Extracted data entries:

>>>

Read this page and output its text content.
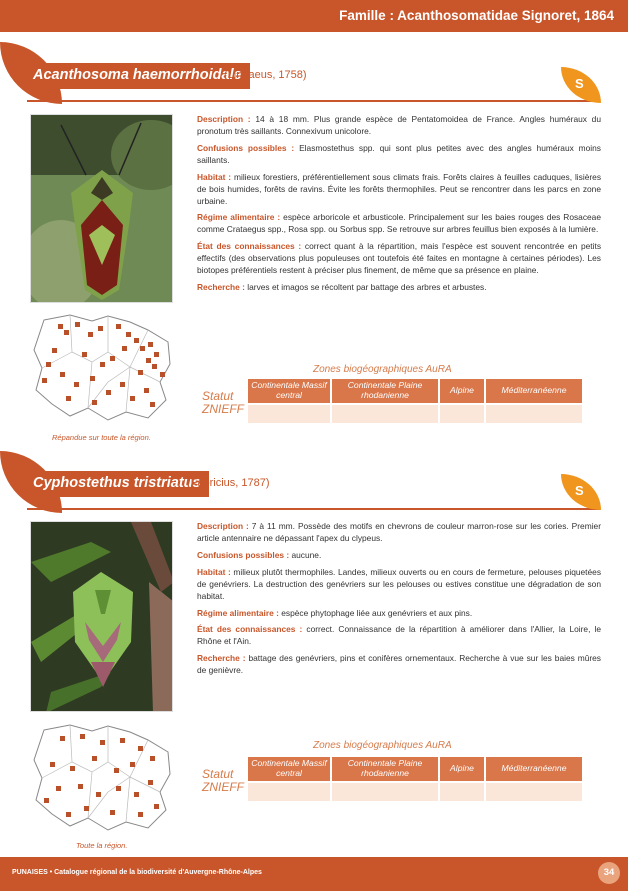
Famille : Acanthosomatidae Signoret, 1864
Acanthosoma haemorrhoidale
(Linnaeus, 1758)
S

Description : 14 à 18 mm. Plus grande espèce de Pentatomoidea de France. Angles huméraux du pronotum très saillants. Connexivum unicolore.

Confusions possibles : Elasmostethus spp. qui sont plus petites avec des angles huméraux moins saillants.

Habitat : milieux forestiers, préférentiellement sous climats frais. Forêts claires à feuilles caduques, lisières de bois humides, forêts de ravins. Évite les forêts thermophiles. Peut se rencontrer dans les parcs en zone urbaine.

Régime alimentaire : espèce arboricole et arbusticole. Principalement sur les baies rouges des Rosaceae comme Crataegus spp., Rosa spp. ou Sorbus spp. Se retrouve sur arbres feuillus bien exposés à la lumière.

État des connaissances : correct quant à la répartition, mais l'espèce est souvent rencontrée en petits effectifs (des observations plus populeuses ont toutefois été faites en montagne à certaines périodes). Les biotopes préférentiels restent à préciser plus finement, de même que sa présence en plaine.

Recherche : larves et imagos se récoltent par battage des arbres et arbustes.

Répandue sur toute la région.
Zones biogéographiques AuRA
Statut ZNIEFF
Continentale Massif central	Continentale Plaine rhodanienne	Alpine	Méditerranéenne

Cyphostethus tristriatus
(Fabricius, 1787)	S

Description : 7 à 11 mm. Possède des motifs en chevrons de couleur marron-rose sur les cories. Premier article antennaire ne dépassant l'apex du clypeus.

Confusions possibles : aucune.

Habitat : milieux plutôt thermophiles. Landes, milieux ouverts ou en cours de fermeture, pelouses piquetées de genévriers. La destruction des genévriers sur les pelouses ou estives constitue une dégradation de son habitat.

Régime alimentaire : espèce phytophage liée aux genévriers et aux pins.

État des connaissances : correct. Connaissance de la répartition à améliorer dans l'Allier, la Loire, le Rhône et l'Ain.

Recherche : battage des genévriers, pins et conifères ornementaux. Recherche à vue sur les baies mûres de genièvre.

Toute la région.
Zones biogéographiques AuRA
Statut ZNIEFF
Continentale Massif central	Continentale Plaine rhodanienne	Alpine	Méditerranéenne

PUNAISES • Catalogue régional de la biodiversité d'Auvergne-Rhône-Alpes	34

<<<

**Set task**
Reproduce the entries above word for word. Pictures stay out.

**Written solution**
Read this page and output its text content.
Famille : Acanthosomatidae Signoret, 1864
Acanthosoma haemorrhoidale
(Linnaeus, 1758)
S

Description : 14 à 18 mm. Plus grande espèce de Pentatomoidea de France. Angles huméraux du pronotum très saillants. Connexivum unicolore.

Confusions possibles : Elasmostethus spp. qui sont plus petites avec des angles huméraux moins saillants.

Habitat : milieux forestiers, préférentiellement sous climats frais. Forêts claires à feuilles caduques, lisières de bois humides, forêts de ravins. Évite les forêts thermophiles. Peut se rencontrer dans les parcs en zone urbaine.

Régime alimentaire : espèce arboricole et arbusticole. Principalement sur les baies rouges des Rosaceae comme Crataegus spp., Rosa spp. ou Sorbus spp. Se retrouve sur arbres feuillus bien exposés à la lumière.

État des connaissances : correct quant à la répartition, mais l'espèce est souvent rencontrée en petits effectifs (des observations plus populeuses ont toutefois été faites en montagne à certaines périodes). Les biotopes préférentiels restent à préciser plus finement, de même que sa présence en plaine.

Recherche : larves et imagos se récoltent par battage des arbres et arbustes.

Répandue sur toute la région.
Zones biogéographiques AuRA
Statut ZNIEFF
Continentale Massif central	Continentale Plaine rhodanienne	Alpine	Méditerranéenne

Cyphostethus tristriatus
(Fabricius, 1787)	S

Description : 7 à 11 mm. Possède des motifs en chevrons de couleur marron-rose sur les cories. Premier article antennaire ne dépassant l'apex du clypeus.

Confusions possibles : aucune.

Habitat : milieux plutôt thermophiles. Landes, milieux ouverts ou en cours de fermeture, pelouses piquetées de genévriers. La destruction des genévriers sur les pelouses ou estives constitue une dégradation de son habitat.

Régime alimentaire : espèce phytophage liée aux genévriers et aux pins.

État des connaissances : correct. Connaissance de la répartition à améliorer dans l'Allier, la Loire, le Rhône et l'Ain.

Recherche : battage des genévriers, pins et conifères ornementaux. Recherche à vue sur les baies mûres de genièvre.

Toute la région.
Zones biogéographiques AuRA
Statut ZNIEFF
Continentale Massif central	Continentale Plaine rhodanienne	Alpine	Méditerranéenne

PUNAISES • Catalogue régional de la biodiversité d'Auvergne-Rhône-Alpes	34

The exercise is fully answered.